Saturday, April 5, 2008

C language Library Functions Questions - 14

C Language Library Functions

1. How can I convert numbers to strings (the opposite of atoi)? Is there an itoa() function?
A: Just use sprintf(). (Don't worry that sprintf() may be overkill, potentially wasting run time or code space; it works well in practice.)

You can obviously use sprintf() to convert long or floating- point numbers to strings as well (using %ld or %f).

2. Why does strncpy() not always place a '\0' terminator in the destination string?
A: strncpy() was first designed to handle a now-obsolete data structure, the fixed-length, not-necessarily-\0-terminated "string." (A related quirk of strncpy's is that it pads short strings with multiple \0's, out to the specified length.) strncpy() is admittedly a bit cumbersome to use in other
contexts, since you must often append a '\0' to the destination string by hand. You can get around the problem by using strncat() instead of strncpy(): if the destination string starts out empty, strncat() does what you probably wanted strncpy() to do. Another possibility is sprintf(dest, "%.*s", n, source) .

When arbitrary bytes (as opposed to strings) are being copied, memcpy() is usually a more appropriate function to use than strncpy().

3. Why do some versions of toupper() act strangely if given an upper-case letter? Why does some code call islower() before toupper()?
A: Older versions of toupper() and tolower() did not always work correctly on arguments which did not need converting (i.e. on digits or punctuation or letters already of the desired case). In ANSI/ISO Standard C, these functions are guaranteed to work appropriately on all character arguments.

4. How can I split up a string into whitespace-separated fields? How can I duplicate the process by which main() is handed argc and argv?
A: The only Standard function available for this kind of "tokenizing" is strtok(), although it can be tricky to use and it may not do everything you want it to. (For instance, it does not handle quoting.)

5. I need some code to do regular expression and wildcard matching.
A: Make sure you recognize the difference between classic regular expressions (variants of which are used in such Unix utilities as ed and grep), and filename wildcards (variants of which are used by most operating systems).

* Excerpted records
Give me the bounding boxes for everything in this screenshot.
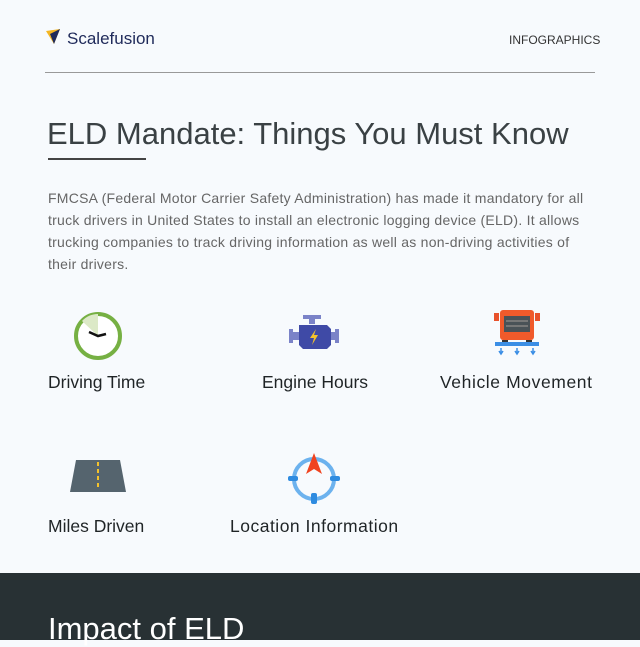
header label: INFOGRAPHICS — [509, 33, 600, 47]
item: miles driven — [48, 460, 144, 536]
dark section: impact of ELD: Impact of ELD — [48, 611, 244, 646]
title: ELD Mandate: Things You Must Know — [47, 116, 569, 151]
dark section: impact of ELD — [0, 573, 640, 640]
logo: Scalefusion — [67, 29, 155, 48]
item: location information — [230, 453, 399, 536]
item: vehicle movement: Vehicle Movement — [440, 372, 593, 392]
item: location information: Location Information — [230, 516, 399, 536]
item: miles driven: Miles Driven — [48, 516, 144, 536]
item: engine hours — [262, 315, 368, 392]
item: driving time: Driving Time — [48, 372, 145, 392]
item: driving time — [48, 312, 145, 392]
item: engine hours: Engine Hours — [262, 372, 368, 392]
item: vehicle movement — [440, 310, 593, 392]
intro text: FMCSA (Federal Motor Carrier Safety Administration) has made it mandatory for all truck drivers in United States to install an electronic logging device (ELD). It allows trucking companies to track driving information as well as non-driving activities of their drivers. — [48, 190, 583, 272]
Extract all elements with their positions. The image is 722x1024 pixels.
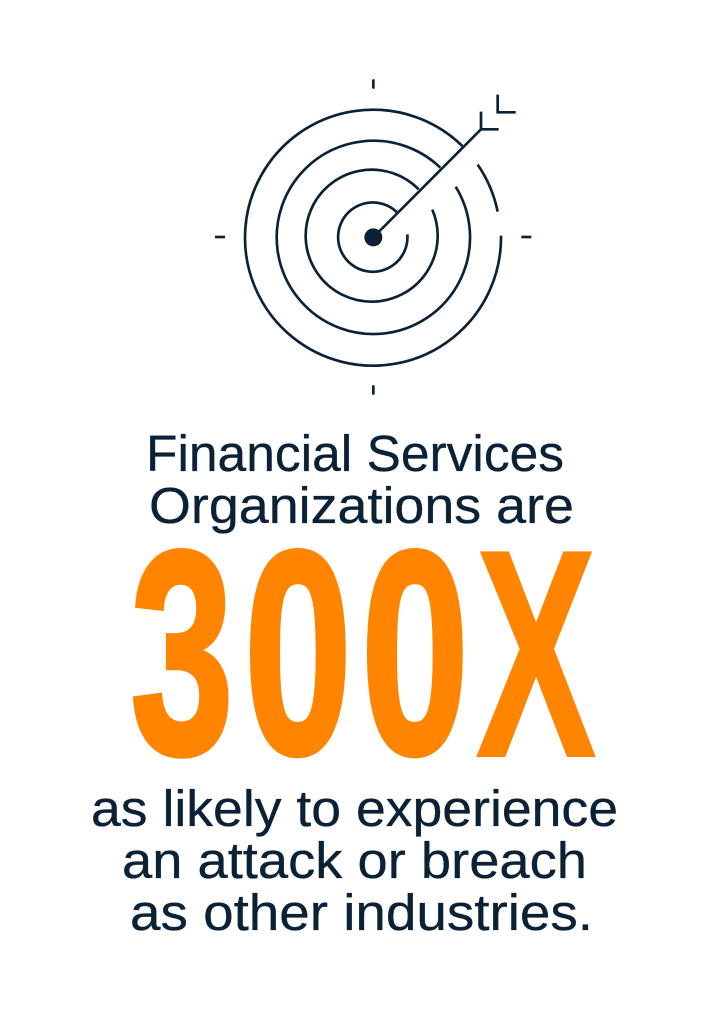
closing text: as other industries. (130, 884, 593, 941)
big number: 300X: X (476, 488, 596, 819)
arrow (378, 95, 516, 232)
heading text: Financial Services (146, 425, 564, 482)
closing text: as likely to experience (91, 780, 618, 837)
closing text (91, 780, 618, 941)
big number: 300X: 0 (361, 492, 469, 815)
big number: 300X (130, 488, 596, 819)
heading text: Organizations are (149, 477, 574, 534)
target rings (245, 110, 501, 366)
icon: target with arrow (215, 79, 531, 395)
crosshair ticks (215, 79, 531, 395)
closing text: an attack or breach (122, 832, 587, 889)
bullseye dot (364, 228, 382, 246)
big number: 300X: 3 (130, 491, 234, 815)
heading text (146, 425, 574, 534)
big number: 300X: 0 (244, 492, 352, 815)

* Brief 1
Translate this sentence from the C library functions FAQ into Spanish: "When arbitrary bytes (as opposed to strings) are being copied, memcpy() is usually a more appropriate function to use than strncpy()."
* Brief 2
Write the next part of the C library functions FAQ, picking up right after its last sentence.
The data above stands apart from the C library functions FAQ.

* Task result 1
Cuando se copian bytes arbitrarios (en lugar de cadenas), memcpy() suele ser una función más adecuada para usar que strncpy().

* Task result 2
There are a number of packages available for matching regular expressions. Most packages use a pair of functions, one for "compiling" the regular expression, and one for "executing" it (i.e. matching strings against it). Look for header files named or , and functions called regcmp/regex, regcomp/regexec, or re_comp/re_exec. (These functions may exist in a separate regexp library.) A popular, freely- redistributable regexp package by Henry Spencer is available
from ftp.cs.toronto.edu in pub/regexp.shar.Z or in several other archives. The GNU project has a package called rx. Filename wildcard matching (sometimes called "globbing") is done in a variety of ways on different systems. On Unix, wildcards are automatically expanded by the shell before a process is invoked, so programs rarely have to worry about them explicitly.Under MS-DOS compilers, there is often a special object file which can be linked in to a program to expand wildcards while argv is being built. Several systems (including MS-DOS and VMS) provide system services for listing or opening files specified by wildcards. Check your compiler/library documentation.

6. I'm trying to sort an array of strings with qsort(), using strcmp() as the comparison function, but it's not working.
A: By "array of strings" you probably mean "array of pointers to char." The arguments to qsort's comparison function are pointers to the objects being sorted, in this case, pointers to pointers to char. strcmp(), however, accepts simple pointers to char. Therefore, strcmp() can't be used directly. Write an intermediate comparison function like this:
/* compare strings via pointers */
int pstrcmp(const void *p1, const void *p2)
{
return strcmp(*(char * const *)p1, *(char * const *)p2);
}

The comparison function's arguments are expressed as "generic pointers," const void *. They are converted back to what they "really are" (pointers to pointers to char) and dereferenced, yielding char *'s which can be passed to strcmp().

7. Now I'm trying to sort an array of structures with qsort(). My comparison function takes pointers to structures, but the compiler complains that the function is of the wrong type for qsort(). How can I cast the function pointer to shut off the warning?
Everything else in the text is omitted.